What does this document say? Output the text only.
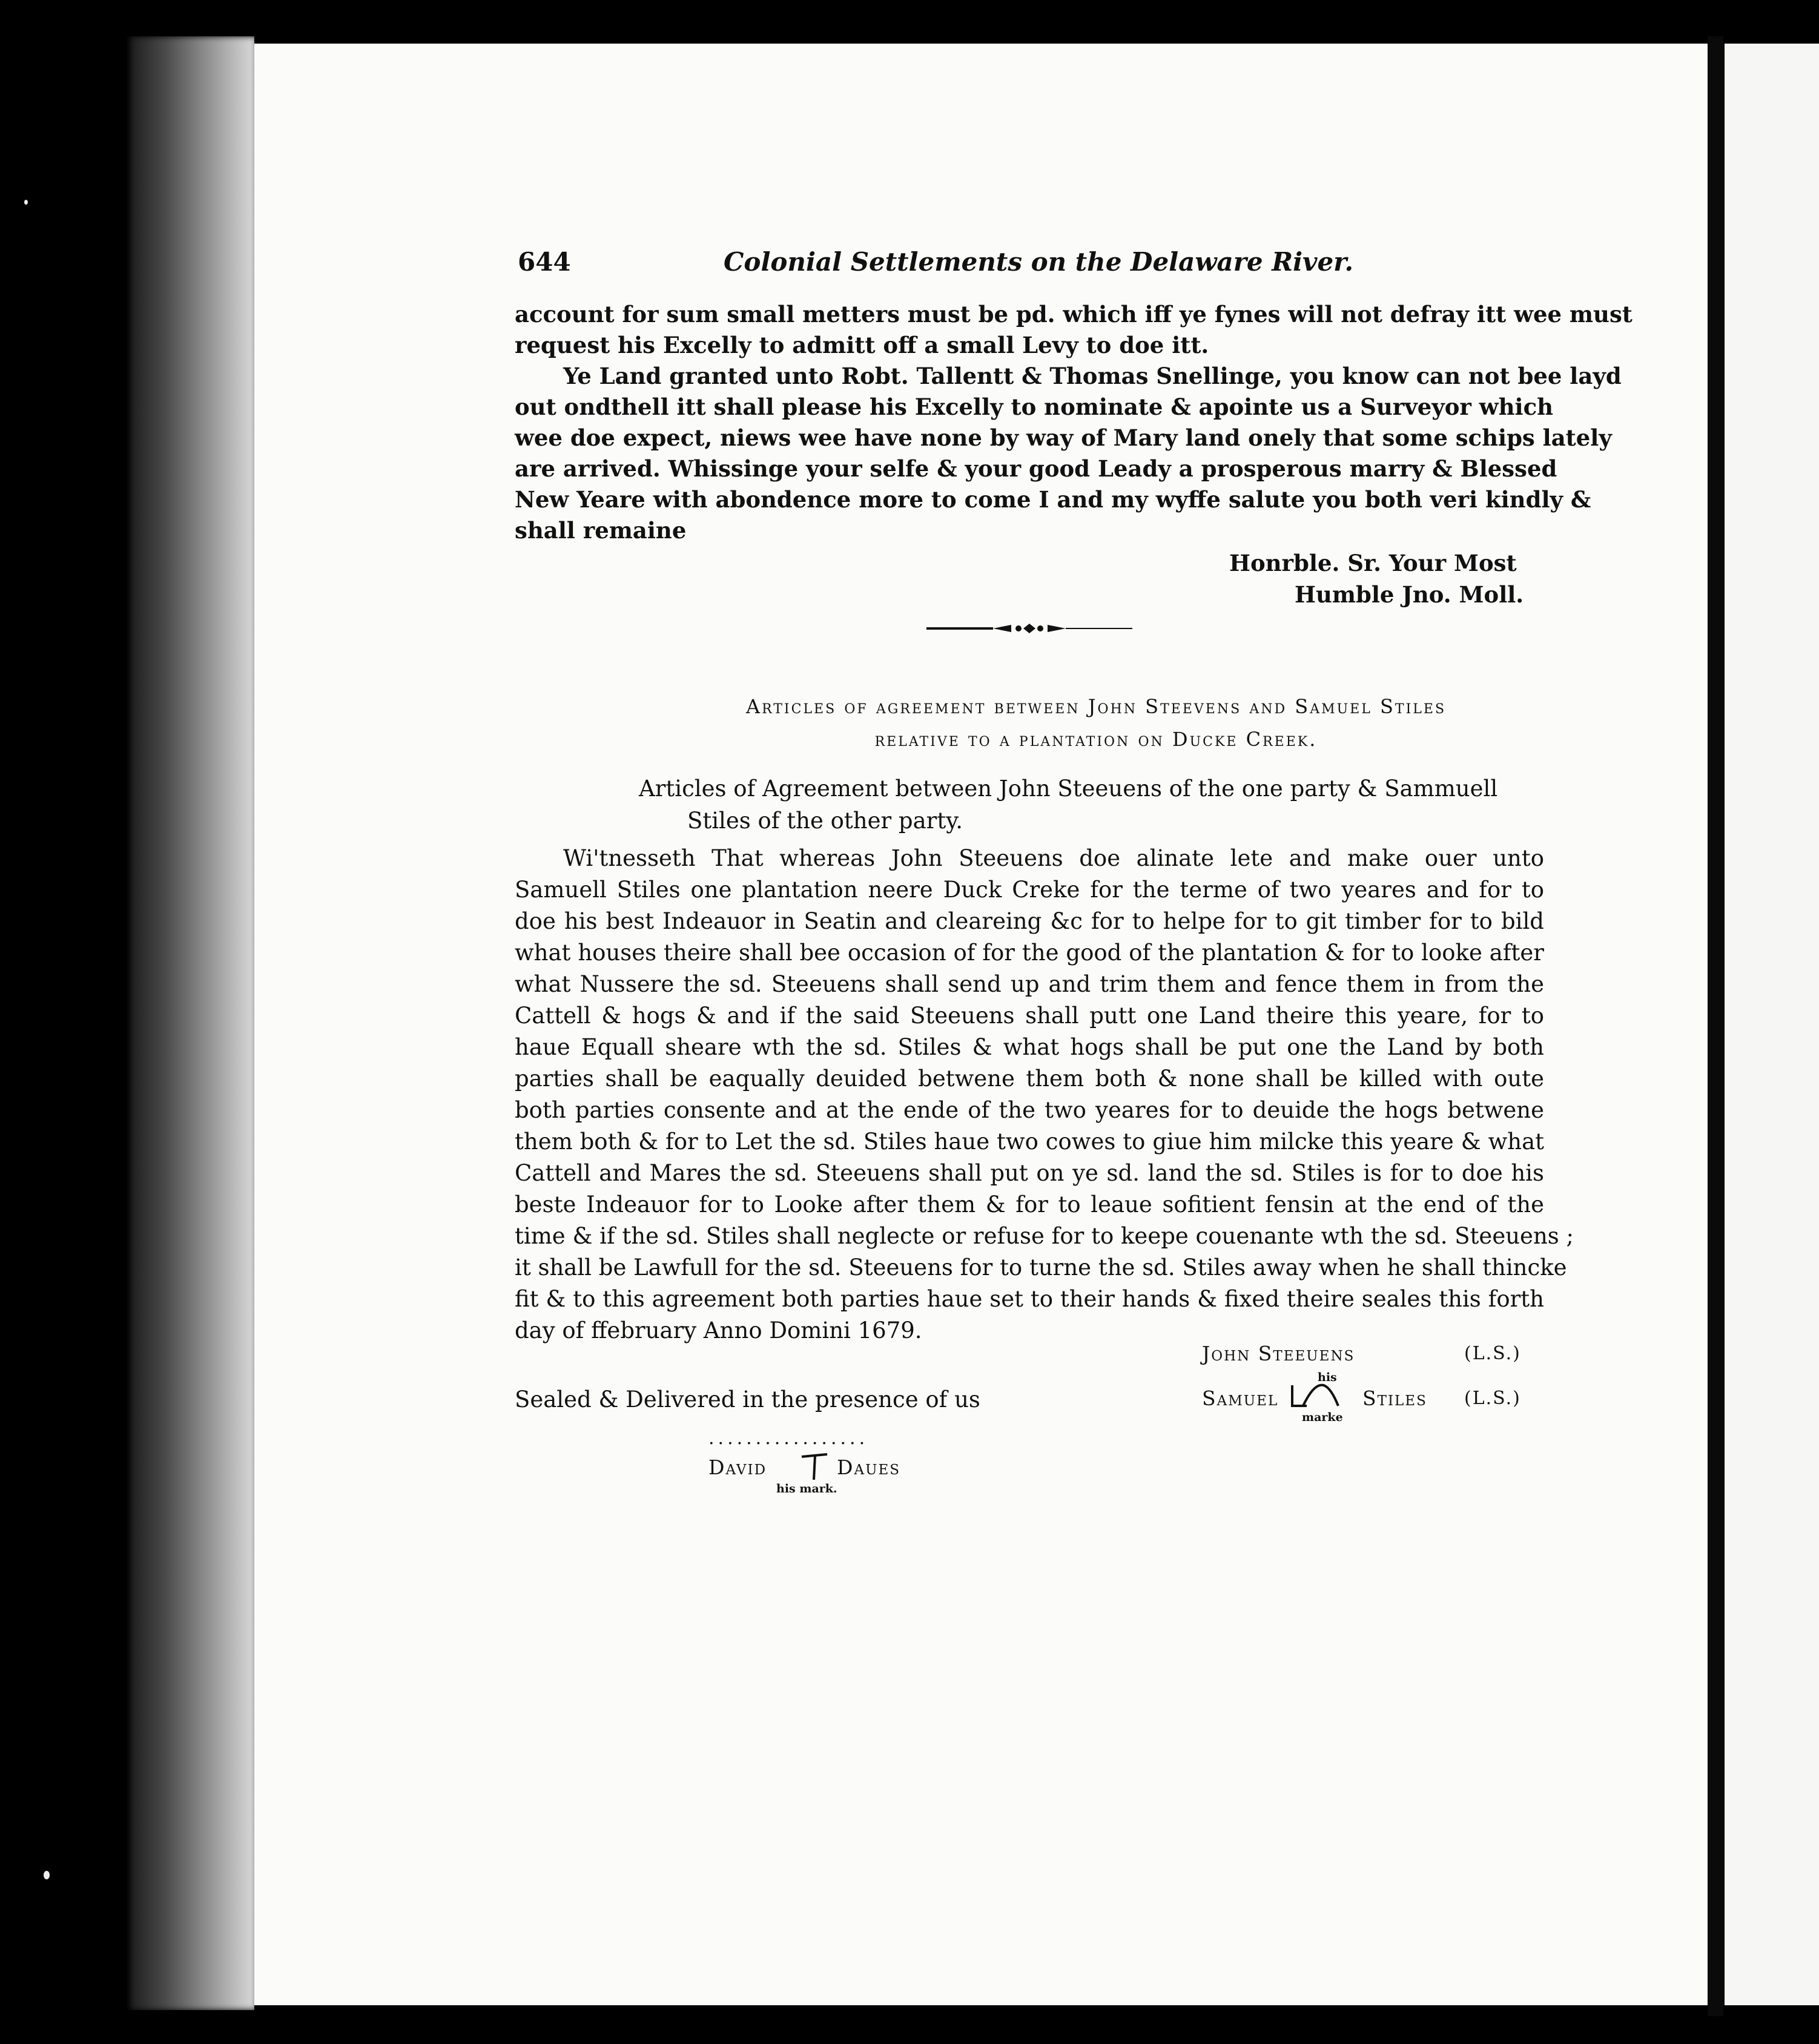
644	Colonial Settlements on the Delaware River.
account for sum small metters must be pd. which iff ye fynes will not defray itt wee must
request his Excelly to admitt off a small Levy to doe itt.
Ye Land granted unto Robt. Tallentt & Thomas Snellinge, you know can not bee layd
out ondthell itt shall please his Excelly to nominate & apointe us a Surveyor which
wee doe expect, niews wee have none by way of Mary land onely that some schips lately
are arrived. Whissinge your selfe & your good Leady a prosperous marry & Blessed
New Yeare with abondence more to come I and my wyffe salute you both veri kindly &
shall remaine
Honrble. Sr. Your Most
Humble Jno. Moll.
Articles of agreement between John Steevens and Samuel Stiles
relative to a plantation on Ducke Creek.
Articles of Agreement between John Steeuens of the one party & Sammuell
Stiles of the other party.
Wi'tnesseth That whereas John Steeuens doe alinate lete and make ouer unto
Samuell Stiles one plantation neere Duck Creke for the terme of two yeares and for to
doe his best Indeauor in Seatin and cleareing &c for to helpe for to git timber for to bild
what houses theire shall bee occasion of for the good of the plantation & for to looke after
what Nussere the sd. Steeuens shall send up and trim them and fence them in from the
Cattell & hogs & and if the said Steeuens shall putt one Land theire this yeare, for to
haue Equall sheare wth the sd. Stiles & what hogs shall be put one the Land by both
parties shall be eaqually deuided betwene them both & none shall be killed with oute
both parties consente and at the ende of the two yeares for to deuide the hogs betwene
them both & for to Let the sd. Stiles haue two cowes to giue him milcke this yeare & what
Cattell and Mares the sd. Steeuens shall put on ye sd. land the sd. Stiles is for to doe his
beste Indeauor for to Looke after them & for to leaue sofitient fensin at the end of the
time & if the sd. Stiles shall neglecte or refuse for to keepe couenante wth the sd. Steeuens ;
it shall be Lawfull for the sd. Steeuens for to turne the sd. Stiles away when he shall thincke
fit & to this agreement both parties haue set to their hands & fixed theire seales this forth
day of ffebruary Anno Domini 1679.
John Steeuens	(L.S.)
his
Samuel	Stiles (L.S.)
marke
Sealed & Delivered in the presence of us
.................
David	Daues
his mark.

•••••

TASK DESCRIPTION
Collect every line with the string "good" from the records, and copy each.

WRITTEN RESPONSE
are arrived. Whissinge your selfe & your good Leady a prosperous marry & Blessed
what houses theire shall bee occasion of for the good of the plantation & for to looke after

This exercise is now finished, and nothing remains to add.